TASK TO CARRY OUT:
Extract and list every line that contains the word "this".

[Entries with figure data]
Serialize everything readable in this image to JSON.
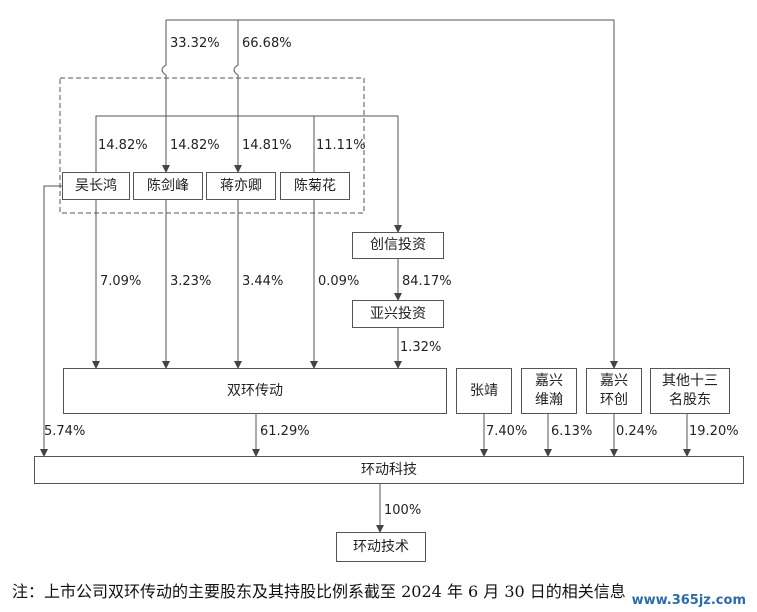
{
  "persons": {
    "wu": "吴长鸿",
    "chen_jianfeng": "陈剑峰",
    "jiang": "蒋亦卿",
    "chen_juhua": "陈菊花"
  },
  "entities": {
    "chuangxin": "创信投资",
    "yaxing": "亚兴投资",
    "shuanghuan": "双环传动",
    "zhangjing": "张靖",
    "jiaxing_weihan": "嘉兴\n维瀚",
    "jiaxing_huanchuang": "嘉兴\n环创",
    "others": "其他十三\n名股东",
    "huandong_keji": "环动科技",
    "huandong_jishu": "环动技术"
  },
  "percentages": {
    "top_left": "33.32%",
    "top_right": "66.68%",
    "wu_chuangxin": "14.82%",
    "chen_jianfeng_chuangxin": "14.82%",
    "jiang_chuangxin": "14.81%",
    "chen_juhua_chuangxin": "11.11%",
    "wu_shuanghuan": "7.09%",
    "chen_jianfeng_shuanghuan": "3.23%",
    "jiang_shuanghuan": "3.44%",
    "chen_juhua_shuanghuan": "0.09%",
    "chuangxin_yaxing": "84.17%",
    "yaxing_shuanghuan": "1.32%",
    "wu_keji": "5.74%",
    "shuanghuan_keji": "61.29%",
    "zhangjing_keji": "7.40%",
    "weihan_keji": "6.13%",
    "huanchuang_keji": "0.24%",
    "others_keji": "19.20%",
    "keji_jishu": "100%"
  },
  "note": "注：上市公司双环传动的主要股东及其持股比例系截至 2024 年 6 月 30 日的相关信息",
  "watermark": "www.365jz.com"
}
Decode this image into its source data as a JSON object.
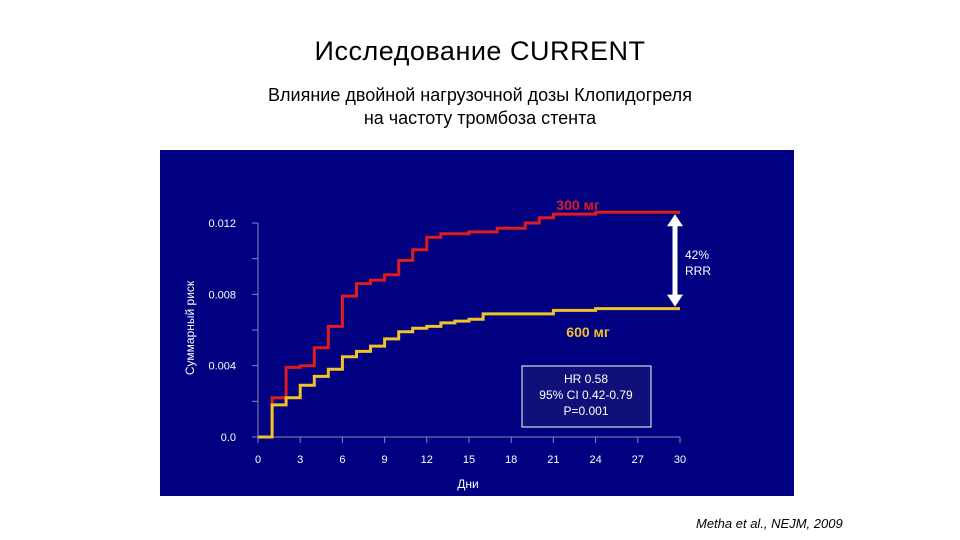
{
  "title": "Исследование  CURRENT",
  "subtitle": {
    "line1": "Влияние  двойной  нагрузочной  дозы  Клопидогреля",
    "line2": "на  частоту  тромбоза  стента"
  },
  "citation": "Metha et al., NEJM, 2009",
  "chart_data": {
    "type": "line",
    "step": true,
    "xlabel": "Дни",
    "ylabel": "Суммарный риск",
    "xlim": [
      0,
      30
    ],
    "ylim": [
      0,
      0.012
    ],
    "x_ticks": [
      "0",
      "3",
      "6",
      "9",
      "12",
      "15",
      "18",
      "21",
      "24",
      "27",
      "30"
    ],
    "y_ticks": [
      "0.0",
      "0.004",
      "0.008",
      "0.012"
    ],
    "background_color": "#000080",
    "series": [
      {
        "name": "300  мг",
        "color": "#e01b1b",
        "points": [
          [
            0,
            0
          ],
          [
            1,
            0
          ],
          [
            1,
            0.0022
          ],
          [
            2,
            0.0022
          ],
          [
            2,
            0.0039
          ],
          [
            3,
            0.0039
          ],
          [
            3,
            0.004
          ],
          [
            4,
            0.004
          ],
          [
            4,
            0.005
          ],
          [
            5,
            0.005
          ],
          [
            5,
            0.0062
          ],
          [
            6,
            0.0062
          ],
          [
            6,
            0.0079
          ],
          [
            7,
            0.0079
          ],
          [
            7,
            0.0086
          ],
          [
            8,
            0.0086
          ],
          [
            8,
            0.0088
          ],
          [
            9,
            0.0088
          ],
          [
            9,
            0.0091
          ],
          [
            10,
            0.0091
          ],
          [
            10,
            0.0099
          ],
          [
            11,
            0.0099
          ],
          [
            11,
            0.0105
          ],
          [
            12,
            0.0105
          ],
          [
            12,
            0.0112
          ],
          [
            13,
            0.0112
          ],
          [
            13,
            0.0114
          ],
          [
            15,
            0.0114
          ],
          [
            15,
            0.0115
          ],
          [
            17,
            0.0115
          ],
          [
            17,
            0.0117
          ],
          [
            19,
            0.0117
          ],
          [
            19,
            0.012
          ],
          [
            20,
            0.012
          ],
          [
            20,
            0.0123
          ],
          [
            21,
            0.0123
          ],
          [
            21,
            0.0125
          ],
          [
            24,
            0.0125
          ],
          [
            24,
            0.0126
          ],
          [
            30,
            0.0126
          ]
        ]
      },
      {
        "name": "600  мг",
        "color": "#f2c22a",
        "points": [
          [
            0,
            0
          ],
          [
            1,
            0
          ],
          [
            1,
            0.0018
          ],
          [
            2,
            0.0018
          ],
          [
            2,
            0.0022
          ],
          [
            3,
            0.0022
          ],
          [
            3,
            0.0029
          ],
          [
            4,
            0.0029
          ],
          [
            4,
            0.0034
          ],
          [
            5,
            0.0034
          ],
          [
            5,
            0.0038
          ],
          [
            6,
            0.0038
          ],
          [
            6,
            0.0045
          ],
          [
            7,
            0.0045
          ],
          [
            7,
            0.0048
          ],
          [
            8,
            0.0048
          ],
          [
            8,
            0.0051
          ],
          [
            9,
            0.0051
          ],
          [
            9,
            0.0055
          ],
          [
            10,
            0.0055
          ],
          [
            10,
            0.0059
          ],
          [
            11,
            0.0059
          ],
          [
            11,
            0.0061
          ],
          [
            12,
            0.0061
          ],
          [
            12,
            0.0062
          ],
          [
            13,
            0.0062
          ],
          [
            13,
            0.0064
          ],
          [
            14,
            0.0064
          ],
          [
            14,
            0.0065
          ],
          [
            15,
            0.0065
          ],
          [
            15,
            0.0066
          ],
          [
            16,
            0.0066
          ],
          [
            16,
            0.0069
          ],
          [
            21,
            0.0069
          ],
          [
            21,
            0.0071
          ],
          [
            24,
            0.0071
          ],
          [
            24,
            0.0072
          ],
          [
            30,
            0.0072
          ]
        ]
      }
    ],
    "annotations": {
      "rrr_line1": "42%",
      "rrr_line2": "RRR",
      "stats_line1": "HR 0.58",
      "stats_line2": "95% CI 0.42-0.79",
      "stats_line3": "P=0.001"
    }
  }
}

EXERCISE OUTPUT:
Serialize everything readable in this image to JSON.
Decode this image into its source data as a JSON object.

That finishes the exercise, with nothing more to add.